* [Task description]: Copy the data below exactly, omitting any picture it contains.

----------

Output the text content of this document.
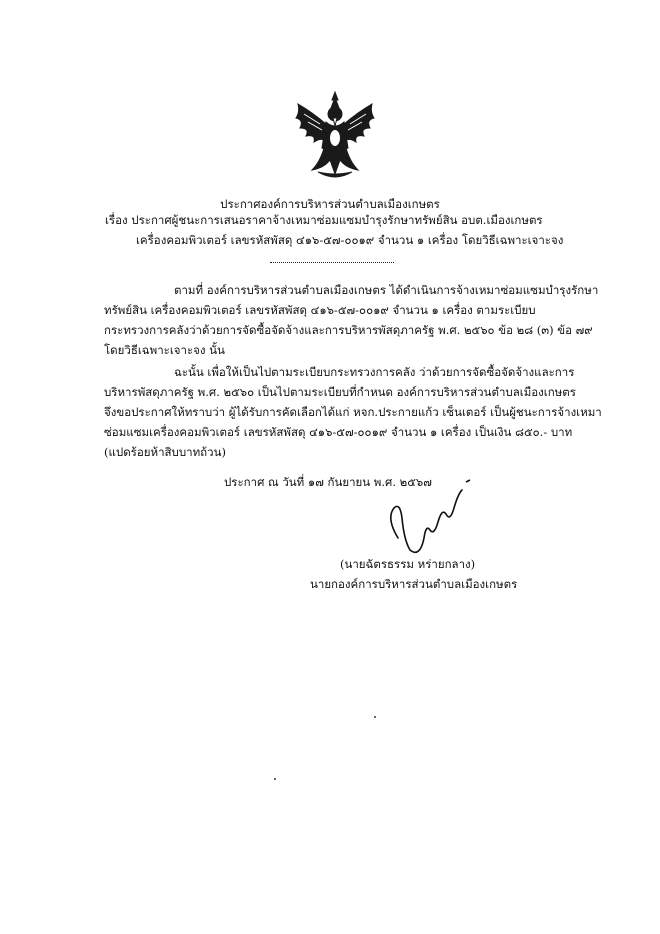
ประกาศองค์การบริหารส่วนตำบลเมืองเกษตร
เรื่อง ประกาศผู้ชนะการเสนอราคาจ้างเหมาซ่อมแซมบำรุงรักษาทรัพย์สิน อบต.เมืองเกษตร
เครื่องคอมพิวเตอร์ เลขรหัสพัสดุ ๔๑๖-๕๗-๐๐๑๙ จำนวน ๑ เครื่อง โดยวิธีเฉพาะเจาะจง
ตามที่ องค์การบริหารส่วนตำบลเมืองเกษตร ได้ดำเนินการจ้างเหมาซ่อมแซมบำรุงรักษา
ทรัพย์สิน เครื่องคอมพิวเตอร์ เลขรหัสพัสดุ ๔๑๖-๕๗-๐๐๑๙ จำนวน ๑ เครื่อง ตามระเบียบ
กระทรวงการคลังว่าด้วยการจัดซื้อจัดจ้างและการบริหารพัสดุภาครัฐ พ.ศ. ๒๕๖๐ ข้อ ๒๘ (๓) ข้อ ๗๙
โดยวิธีเฉพาะเจาะจง นั้น
ฉะนั้น เพื่อให้เป็นไปตามระเบียบกระทรวงการคลัง ว่าด้วยการจัดซื้อจัดจ้างและการ
บริหารพัสดุภาครัฐ พ.ศ. ๒๕๖๐ เป็นไปตามระเบียบที่กำหนด องค์การบริหารส่วนตำบลเมืองเกษตร
จึงขอประกาศให้ทราบว่า ผู้ได้รับการคัดเลือกได้แก่ หจก.ประกายแก้ว เซ็นเตอร์ เป็นผู้ชนะการจ้างเหมา
ซ่อมแซมเครื่องคอมพิวเตอร์ เลขรหัสพัสดุ ๔๑๖-๕๗-๐๐๑๙ จำนวน ๑ เครื่อง เป็นเงิน ๘๕๐.- บาท
(แปดร้อยห้าสิบบาทถ้วน)
ประกาศ ณ วันที่ ๑๗ กันยายน พ.ศ. ๒๕๖๗
(นายฉัตรธรรม หร่ายกลาง)
นายกองค์การบริหารส่วนตำบลเมืองเกษตร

----------

* [Result]:
Output the text content of this document.
ประกาศองค์การบริหารส่วนตำบลเมืองเกษตร
เรื่อง ประกาศผู้ชนะการเสนอราคาจ้างเหมาซ่อมแซมบำรุงรักษาทรัพย์สิน อบต.เมืองเกษตร
เครื่องคอมพิวเตอร์ เลขรหัสพัสดุ ๔๑๖-๕๗-๐๐๑๙ จำนวน ๑ เครื่อง โดยวิธีเฉพาะเจาะจง
ตามที่ องค์การบริหารส่วนตำบลเมืองเกษตร ได้ดำเนินการจ้างเหมาซ่อมแซมบำรุงรักษา
ทรัพย์สิน เครื่องคอมพิวเตอร์ เลขรหัสพัสดุ ๔๑๖-๕๗-๐๐๑๙ จำนวน ๑ เครื่อง ตามระเบียบ
กระทรวงการคลังว่าด้วยการจัดซื้อจัดจ้างและการบริหารพัสดุภาครัฐ พ.ศ. ๒๕๖๐ ข้อ ๒๘ (๓) ข้อ ๗๙
โดยวิธีเฉพาะเจาะจง นั้น
ฉะนั้น เพื่อให้เป็นไปตามระเบียบกระทรวงการคลัง ว่าด้วยการจัดซื้อจัดจ้างและการ
บริหารพัสดุภาครัฐ พ.ศ. ๒๕๖๐ เป็นไปตามระเบียบที่กำหนด องค์การบริหารส่วนตำบลเมืองเกษตร
จึงขอประกาศให้ทราบว่า ผู้ได้รับการคัดเลือกได้แก่ หจก.ประกายแก้ว เซ็นเตอร์ เป็นผู้ชนะการจ้างเหมา
ซ่อมแซมเครื่องคอมพิวเตอร์ เลขรหัสพัสดุ ๔๑๖-๕๗-๐๐๑๙ จำนวน ๑ เครื่อง เป็นเงิน ๘๕๐.- บาท
(แปดร้อยห้าสิบบาทถ้วน)
ประกาศ ณ วันที่ ๑๗ กันยายน พ.ศ. ๒๕๖๗
(นายฉัตรธรรม หร่ายกลาง)
นายกองค์การบริหารส่วนตำบลเมืองเกษตร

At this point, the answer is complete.